■ Aim ■
Review the material line by line. Identify and copy every line that contains the string "function".

=== Data provided ===

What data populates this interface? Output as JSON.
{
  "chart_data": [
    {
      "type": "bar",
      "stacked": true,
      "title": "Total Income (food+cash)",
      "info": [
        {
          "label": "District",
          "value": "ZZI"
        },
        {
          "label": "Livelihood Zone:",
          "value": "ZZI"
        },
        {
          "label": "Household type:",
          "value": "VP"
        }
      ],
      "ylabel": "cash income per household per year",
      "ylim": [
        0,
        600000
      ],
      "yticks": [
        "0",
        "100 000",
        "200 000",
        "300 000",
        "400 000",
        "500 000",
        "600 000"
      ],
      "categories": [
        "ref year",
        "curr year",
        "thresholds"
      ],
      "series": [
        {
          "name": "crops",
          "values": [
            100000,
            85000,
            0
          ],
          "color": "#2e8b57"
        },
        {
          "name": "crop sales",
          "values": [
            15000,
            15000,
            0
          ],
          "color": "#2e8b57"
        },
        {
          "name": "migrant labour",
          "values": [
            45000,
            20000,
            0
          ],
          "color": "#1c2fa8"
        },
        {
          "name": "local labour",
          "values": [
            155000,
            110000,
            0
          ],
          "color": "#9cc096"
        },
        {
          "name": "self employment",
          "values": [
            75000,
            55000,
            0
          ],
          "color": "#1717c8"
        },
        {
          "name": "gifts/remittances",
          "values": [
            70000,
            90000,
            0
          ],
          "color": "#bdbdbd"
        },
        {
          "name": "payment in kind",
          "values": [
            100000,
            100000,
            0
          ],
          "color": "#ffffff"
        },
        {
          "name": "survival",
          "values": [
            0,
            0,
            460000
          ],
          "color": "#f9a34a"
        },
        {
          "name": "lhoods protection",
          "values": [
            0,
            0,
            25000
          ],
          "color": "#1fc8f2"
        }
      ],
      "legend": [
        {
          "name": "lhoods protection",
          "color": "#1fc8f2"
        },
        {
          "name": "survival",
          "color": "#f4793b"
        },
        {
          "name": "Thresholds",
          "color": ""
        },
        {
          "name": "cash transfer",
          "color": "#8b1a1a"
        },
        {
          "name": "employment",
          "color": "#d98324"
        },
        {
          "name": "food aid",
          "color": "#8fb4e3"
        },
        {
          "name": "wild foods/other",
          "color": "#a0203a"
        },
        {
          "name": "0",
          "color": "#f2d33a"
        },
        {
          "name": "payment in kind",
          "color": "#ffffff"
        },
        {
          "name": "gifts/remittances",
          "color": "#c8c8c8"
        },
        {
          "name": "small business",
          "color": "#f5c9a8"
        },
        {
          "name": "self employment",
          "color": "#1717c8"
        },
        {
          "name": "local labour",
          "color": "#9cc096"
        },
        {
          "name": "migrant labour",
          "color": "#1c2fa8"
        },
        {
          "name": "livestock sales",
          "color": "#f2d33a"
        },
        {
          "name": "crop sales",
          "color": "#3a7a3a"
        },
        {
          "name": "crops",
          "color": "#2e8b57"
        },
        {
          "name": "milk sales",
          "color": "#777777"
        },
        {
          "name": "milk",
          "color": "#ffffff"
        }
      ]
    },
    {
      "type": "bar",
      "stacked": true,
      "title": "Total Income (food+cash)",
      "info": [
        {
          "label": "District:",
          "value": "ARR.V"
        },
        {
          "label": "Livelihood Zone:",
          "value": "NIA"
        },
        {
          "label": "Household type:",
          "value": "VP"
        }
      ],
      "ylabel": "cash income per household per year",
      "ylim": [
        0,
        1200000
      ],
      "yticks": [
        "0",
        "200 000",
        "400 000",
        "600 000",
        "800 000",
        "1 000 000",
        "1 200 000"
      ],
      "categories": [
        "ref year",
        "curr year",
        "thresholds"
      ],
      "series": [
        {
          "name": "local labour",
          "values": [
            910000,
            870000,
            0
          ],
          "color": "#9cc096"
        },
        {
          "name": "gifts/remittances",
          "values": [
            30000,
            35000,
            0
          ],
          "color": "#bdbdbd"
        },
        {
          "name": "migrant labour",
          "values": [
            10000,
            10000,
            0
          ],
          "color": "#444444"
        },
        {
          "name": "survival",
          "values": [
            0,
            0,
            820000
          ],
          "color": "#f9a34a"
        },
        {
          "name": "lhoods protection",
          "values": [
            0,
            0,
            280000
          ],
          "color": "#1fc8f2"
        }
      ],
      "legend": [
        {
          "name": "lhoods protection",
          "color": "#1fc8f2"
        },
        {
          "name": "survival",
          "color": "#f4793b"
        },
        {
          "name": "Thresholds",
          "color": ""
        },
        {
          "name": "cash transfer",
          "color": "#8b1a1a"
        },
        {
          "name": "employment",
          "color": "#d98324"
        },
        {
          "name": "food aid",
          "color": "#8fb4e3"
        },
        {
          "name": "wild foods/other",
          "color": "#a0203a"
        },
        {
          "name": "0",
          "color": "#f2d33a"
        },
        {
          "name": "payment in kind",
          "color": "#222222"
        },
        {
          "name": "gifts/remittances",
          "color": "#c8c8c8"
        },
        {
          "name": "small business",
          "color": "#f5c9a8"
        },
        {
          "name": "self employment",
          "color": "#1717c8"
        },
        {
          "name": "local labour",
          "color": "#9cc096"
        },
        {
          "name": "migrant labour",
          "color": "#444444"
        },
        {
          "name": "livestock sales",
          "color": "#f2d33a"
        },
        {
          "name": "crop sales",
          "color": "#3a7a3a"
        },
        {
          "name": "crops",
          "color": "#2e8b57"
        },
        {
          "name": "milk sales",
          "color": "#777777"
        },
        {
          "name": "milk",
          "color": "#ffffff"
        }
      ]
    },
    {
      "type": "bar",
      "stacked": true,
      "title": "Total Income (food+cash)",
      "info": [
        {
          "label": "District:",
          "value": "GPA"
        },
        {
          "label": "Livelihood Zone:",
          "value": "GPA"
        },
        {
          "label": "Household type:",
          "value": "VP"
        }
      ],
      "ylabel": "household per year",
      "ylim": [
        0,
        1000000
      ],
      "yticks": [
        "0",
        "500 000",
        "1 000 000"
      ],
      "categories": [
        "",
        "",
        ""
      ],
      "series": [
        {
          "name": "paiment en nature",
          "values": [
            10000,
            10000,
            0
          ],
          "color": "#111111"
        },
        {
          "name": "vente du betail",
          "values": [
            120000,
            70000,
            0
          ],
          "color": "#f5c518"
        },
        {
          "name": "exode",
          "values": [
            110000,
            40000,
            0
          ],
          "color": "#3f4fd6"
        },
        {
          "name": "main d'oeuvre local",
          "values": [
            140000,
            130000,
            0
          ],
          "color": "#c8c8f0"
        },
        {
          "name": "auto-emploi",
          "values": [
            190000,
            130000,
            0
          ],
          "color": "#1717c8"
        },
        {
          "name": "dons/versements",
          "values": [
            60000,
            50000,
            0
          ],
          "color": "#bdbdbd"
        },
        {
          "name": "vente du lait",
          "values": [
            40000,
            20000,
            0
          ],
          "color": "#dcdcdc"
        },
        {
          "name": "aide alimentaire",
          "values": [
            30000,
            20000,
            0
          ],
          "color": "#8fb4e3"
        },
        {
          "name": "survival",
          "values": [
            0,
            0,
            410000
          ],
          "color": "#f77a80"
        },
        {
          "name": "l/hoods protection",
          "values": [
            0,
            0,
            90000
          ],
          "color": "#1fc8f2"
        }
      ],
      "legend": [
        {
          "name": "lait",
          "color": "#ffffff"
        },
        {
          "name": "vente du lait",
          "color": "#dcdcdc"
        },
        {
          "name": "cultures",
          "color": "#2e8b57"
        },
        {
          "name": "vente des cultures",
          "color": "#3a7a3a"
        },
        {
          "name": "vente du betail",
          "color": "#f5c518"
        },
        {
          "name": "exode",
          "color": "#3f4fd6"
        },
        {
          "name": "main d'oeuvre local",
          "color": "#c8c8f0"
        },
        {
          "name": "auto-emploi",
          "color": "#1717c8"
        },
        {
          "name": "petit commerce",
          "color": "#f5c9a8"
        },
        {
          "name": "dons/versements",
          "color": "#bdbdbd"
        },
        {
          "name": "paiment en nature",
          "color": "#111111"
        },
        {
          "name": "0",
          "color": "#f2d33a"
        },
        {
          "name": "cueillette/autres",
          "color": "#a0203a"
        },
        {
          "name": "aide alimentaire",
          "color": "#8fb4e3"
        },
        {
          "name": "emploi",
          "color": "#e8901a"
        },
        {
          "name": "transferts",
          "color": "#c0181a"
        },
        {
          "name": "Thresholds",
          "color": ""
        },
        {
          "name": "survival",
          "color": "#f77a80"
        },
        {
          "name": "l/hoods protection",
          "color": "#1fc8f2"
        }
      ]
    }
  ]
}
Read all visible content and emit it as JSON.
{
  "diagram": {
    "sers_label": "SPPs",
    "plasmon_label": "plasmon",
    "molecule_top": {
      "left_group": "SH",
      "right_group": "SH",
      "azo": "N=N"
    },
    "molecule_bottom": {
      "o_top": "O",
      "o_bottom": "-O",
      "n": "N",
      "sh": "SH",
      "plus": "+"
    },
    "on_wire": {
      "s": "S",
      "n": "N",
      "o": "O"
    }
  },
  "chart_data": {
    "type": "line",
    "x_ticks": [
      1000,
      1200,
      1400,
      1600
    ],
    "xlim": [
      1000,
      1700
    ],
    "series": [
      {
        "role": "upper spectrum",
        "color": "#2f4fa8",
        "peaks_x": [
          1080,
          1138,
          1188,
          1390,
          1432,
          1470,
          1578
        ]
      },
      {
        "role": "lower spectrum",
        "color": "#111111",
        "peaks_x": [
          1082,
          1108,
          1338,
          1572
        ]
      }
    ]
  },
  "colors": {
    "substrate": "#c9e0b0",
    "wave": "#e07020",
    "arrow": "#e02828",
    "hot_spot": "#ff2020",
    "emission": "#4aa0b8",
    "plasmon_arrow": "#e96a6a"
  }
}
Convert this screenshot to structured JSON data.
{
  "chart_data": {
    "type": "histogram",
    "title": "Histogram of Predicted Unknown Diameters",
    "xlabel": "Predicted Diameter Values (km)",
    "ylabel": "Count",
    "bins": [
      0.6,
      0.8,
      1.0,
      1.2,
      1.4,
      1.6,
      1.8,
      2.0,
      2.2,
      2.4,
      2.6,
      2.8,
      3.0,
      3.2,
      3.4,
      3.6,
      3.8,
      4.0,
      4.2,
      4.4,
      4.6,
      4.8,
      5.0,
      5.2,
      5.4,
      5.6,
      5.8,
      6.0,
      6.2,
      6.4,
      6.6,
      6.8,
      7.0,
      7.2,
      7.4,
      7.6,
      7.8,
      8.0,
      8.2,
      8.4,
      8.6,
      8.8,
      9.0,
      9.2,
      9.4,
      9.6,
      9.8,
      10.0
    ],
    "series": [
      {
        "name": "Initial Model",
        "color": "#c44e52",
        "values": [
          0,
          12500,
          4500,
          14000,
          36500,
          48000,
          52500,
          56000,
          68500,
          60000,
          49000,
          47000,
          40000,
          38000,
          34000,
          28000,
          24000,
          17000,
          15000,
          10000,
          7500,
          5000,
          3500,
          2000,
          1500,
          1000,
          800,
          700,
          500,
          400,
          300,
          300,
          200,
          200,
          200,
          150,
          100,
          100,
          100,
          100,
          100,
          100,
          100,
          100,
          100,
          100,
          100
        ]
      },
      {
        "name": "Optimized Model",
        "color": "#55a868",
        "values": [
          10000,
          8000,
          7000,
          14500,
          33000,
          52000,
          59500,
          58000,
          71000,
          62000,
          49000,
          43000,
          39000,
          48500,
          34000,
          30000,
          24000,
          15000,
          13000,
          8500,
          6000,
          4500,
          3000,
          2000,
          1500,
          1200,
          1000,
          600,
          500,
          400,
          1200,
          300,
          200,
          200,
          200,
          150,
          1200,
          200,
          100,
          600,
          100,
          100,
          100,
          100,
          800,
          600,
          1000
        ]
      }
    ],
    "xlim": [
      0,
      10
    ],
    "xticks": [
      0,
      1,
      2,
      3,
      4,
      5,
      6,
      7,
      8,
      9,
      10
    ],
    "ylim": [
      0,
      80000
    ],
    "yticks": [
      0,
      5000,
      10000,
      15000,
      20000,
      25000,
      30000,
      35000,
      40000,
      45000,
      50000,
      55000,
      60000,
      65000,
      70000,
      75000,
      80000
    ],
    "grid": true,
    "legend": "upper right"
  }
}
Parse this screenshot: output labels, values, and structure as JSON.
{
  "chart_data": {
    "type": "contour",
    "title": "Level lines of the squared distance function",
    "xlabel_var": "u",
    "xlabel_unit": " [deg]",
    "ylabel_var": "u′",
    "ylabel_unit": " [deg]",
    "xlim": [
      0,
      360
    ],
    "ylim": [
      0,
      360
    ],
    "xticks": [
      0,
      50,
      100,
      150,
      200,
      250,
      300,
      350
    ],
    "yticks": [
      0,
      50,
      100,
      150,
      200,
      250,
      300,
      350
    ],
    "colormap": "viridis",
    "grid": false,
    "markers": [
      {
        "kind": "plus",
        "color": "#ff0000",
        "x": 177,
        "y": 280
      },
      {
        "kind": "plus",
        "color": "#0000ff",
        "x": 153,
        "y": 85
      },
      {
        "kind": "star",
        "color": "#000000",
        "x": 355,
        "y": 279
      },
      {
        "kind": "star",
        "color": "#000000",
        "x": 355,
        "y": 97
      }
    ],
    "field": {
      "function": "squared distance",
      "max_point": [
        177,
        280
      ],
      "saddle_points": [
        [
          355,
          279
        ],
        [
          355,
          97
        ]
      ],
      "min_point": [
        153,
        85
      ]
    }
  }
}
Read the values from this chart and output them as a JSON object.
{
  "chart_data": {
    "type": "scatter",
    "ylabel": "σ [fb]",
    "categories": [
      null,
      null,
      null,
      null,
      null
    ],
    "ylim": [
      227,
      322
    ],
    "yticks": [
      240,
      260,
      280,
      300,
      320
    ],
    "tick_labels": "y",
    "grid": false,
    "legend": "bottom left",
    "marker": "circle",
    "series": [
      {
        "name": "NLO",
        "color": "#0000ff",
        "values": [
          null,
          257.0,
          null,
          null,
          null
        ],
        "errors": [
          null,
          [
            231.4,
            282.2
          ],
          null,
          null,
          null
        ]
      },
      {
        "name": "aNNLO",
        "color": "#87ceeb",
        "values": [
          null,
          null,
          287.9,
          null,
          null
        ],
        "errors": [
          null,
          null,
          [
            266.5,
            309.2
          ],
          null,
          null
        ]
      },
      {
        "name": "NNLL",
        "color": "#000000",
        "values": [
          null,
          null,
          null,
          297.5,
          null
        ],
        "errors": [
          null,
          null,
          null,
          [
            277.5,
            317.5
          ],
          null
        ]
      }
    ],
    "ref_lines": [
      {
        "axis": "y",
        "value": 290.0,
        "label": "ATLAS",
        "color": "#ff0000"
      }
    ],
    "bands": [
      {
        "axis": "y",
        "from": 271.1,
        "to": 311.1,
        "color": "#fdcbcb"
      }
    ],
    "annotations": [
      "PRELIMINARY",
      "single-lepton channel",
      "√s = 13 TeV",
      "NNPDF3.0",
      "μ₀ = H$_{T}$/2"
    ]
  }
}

===

■ Written answer ■
    "title": "Level lines of the squared distance function",
      "function": "squared distance",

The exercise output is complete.